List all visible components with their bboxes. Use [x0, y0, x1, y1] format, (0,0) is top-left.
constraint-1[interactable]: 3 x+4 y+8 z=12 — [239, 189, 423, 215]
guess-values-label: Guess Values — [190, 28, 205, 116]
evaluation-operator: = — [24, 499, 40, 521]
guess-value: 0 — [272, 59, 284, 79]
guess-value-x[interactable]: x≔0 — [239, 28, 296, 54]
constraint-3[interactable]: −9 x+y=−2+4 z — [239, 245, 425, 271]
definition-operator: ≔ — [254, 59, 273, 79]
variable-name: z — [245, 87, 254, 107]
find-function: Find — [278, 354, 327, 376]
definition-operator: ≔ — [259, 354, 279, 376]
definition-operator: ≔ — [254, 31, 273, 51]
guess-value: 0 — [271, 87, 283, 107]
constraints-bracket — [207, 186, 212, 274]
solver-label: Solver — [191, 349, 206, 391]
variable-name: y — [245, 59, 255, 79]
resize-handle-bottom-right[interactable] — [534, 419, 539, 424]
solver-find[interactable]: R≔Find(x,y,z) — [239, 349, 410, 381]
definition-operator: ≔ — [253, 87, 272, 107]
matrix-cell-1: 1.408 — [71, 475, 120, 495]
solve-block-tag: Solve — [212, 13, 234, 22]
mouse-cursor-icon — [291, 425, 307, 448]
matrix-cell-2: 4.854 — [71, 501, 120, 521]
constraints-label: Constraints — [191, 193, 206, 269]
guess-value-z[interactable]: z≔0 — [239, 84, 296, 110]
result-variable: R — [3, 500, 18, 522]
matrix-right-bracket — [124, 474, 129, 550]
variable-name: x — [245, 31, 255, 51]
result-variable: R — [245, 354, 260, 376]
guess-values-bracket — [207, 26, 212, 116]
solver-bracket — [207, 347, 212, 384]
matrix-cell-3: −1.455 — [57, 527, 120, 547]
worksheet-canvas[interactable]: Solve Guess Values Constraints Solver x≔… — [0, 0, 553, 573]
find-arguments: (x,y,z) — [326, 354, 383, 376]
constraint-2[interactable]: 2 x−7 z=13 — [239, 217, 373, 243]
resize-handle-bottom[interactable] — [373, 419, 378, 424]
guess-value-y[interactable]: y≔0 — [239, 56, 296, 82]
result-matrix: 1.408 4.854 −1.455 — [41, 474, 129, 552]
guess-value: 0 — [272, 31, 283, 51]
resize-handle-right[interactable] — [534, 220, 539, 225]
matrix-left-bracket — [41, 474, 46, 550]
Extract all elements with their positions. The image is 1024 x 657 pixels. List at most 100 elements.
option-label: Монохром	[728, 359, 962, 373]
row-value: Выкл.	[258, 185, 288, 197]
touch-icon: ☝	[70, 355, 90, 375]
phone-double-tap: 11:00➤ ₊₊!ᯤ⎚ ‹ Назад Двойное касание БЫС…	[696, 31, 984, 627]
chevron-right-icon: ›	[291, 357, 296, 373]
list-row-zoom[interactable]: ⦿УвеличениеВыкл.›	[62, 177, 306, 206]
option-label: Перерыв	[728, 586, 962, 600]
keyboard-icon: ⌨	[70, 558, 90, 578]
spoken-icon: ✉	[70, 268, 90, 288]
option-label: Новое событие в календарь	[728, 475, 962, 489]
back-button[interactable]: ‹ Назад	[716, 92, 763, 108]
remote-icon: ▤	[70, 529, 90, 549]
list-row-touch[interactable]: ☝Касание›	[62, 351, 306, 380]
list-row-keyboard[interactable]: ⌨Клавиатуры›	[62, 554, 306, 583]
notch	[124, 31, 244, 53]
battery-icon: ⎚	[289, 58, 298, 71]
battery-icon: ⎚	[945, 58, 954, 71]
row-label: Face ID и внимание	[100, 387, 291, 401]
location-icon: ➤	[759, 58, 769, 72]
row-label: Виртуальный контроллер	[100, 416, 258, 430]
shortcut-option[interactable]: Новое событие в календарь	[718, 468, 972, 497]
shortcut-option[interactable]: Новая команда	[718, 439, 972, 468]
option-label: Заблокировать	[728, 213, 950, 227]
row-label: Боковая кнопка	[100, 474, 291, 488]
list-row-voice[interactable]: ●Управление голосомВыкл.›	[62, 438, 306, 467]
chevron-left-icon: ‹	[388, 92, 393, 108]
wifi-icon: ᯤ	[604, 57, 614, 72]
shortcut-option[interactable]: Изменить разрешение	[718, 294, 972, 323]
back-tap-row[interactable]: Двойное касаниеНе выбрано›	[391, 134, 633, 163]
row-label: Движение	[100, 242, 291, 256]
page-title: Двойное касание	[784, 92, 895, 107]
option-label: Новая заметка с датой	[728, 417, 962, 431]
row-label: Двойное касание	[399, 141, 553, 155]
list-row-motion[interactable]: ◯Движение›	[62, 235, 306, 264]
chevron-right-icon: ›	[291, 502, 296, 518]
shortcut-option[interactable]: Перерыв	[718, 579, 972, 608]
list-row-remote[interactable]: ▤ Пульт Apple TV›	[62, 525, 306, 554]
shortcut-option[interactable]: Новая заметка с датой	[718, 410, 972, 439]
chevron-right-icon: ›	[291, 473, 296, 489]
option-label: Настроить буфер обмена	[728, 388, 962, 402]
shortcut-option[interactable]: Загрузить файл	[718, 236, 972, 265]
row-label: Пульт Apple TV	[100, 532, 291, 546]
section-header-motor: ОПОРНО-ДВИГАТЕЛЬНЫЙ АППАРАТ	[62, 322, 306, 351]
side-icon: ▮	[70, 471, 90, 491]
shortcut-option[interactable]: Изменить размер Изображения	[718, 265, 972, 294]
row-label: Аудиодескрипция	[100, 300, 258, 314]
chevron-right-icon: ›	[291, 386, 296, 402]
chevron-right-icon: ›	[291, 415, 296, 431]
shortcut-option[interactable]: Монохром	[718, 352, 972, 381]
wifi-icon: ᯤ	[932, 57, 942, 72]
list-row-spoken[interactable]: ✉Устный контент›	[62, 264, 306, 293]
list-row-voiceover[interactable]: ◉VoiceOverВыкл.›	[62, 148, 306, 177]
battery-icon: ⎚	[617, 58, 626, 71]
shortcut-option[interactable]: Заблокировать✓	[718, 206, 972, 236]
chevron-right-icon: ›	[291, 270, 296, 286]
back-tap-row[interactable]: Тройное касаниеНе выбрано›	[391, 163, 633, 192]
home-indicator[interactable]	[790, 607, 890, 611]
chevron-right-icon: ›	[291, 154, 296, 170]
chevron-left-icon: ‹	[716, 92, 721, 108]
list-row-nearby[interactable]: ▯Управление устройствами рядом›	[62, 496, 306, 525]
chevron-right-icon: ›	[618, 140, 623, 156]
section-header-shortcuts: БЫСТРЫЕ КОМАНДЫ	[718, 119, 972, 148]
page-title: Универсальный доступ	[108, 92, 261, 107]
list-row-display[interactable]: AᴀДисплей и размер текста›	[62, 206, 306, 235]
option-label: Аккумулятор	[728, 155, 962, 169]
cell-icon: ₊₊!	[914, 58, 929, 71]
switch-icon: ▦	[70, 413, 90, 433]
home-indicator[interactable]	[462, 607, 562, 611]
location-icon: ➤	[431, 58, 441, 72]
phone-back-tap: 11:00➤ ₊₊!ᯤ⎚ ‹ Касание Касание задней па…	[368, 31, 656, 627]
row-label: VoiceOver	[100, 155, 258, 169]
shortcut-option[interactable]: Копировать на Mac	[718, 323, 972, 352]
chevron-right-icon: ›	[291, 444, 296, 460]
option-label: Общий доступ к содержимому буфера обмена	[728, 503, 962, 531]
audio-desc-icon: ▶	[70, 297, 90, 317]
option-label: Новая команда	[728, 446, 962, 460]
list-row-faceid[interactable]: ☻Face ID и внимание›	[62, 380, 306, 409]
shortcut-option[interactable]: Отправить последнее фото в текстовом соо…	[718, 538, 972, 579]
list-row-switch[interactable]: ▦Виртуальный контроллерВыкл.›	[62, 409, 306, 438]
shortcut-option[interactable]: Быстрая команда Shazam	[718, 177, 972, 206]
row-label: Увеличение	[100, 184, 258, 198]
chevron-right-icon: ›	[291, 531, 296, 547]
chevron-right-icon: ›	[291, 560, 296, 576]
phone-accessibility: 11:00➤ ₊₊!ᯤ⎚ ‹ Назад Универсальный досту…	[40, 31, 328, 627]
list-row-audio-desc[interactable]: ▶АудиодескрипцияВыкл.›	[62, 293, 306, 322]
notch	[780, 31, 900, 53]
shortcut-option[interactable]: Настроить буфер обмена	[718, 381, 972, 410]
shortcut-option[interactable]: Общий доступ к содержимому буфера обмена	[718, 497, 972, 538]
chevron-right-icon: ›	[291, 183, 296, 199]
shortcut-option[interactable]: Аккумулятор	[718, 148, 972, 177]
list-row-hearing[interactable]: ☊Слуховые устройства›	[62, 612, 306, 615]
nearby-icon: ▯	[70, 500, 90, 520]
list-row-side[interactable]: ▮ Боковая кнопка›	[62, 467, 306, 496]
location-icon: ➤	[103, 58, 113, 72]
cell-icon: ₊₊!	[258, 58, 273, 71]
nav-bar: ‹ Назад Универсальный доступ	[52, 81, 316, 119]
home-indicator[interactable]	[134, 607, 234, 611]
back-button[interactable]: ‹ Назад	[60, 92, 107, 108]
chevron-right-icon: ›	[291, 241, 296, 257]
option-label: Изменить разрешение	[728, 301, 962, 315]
- - - - - - -
* EXERCISE: Starting at the first line and ending at the line containing "resize-handle-right[interactable] — [534, 220, 539, 225]", rename "definition-operator" to "assignment-operator" and reproduce only those lines with everything else unchanged.

* TASK SOLUTION:
List all visible components with their bboxes. Use [x0, y0, x1, y1] format, (0,0) is top-left.
constraint-1[interactable]: 3 x+4 y+8 z=12 — [239, 189, 423, 215]
guess-values-label: Guess Values — [190, 28, 205, 116]
evaluation-operator: = — [24, 499, 40, 521]
guess-value: 0 — [272, 59, 284, 79]
guess-value-x[interactable]: x≔0 — [239, 28, 296, 54]
constraint-3[interactable]: −9 x+y=−2+4 z — [239, 245, 425, 271]
assignment-operator: ≔ — [254, 59, 273, 79]
variable-name: z — [245, 87, 254, 107]
find-function: Find — [278, 354, 327, 376]
assignment-operator: ≔ — [259, 354, 279, 376]
assignment-operator: ≔ — [254, 31, 273, 51]
guess-value: 0 — [271, 87, 283, 107]
constraints-bracket — [207, 186, 212, 274]
solver-label: Solver — [191, 349, 206, 391]
variable-name: y — [245, 59, 255, 79]
resize-handle-bottom-right[interactable] — [534, 419, 539, 424]
solver-find[interactable]: R≔Find(x,y,z) — [239, 349, 410, 381]
assignment-operator: ≔ — [253, 87, 272, 107]
matrix-cell-1: 1.408 — [71, 475, 120, 495]
solve-block-tag: Solve — [212, 13, 234, 22]
mouse-cursor-icon — [291, 425, 307, 448]
matrix-cell-2: 4.854 — [71, 501, 120, 521]
constraints-label: Constraints — [191, 193, 206, 269]
guess-value-z[interactable]: z≔0 — [239, 84, 296, 110]
result-variable: R — [3, 500, 18, 522]
matrix-right-bracket — [124, 474, 129, 550]
variable-name: x — [245, 31, 255, 51]
result-variable: R — [245, 354, 260, 376]
guess-values-bracket — [207, 26, 212, 116]
solver-bracket — [207, 347, 212, 384]
matrix-cell-3: −1.455 — [57, 527, 120, 547]
worksheet-canvas[interactable]: Solve Guess Values Constraints Solver x≔… — [0, 0, 553, 573]
find-arguments: (x,y,z) — [326, 354, 383, 376]
constraint-2[interactable]: 2 x−7 z=13 — [239, 217, 373, 243]
resize-handle-bottom[interactable] — [373, 419, 378, 424]
guess-value-y[interactable]: y≔0 — [239, 56, 296, 82]
result-matrix: 1.408 4.854 −1.455 — [41, 474, 129, 552]
guess-value: 0 — [272, 31, 283, 51]
resize-handle-right[interactable] — [534, 220, 539, 225]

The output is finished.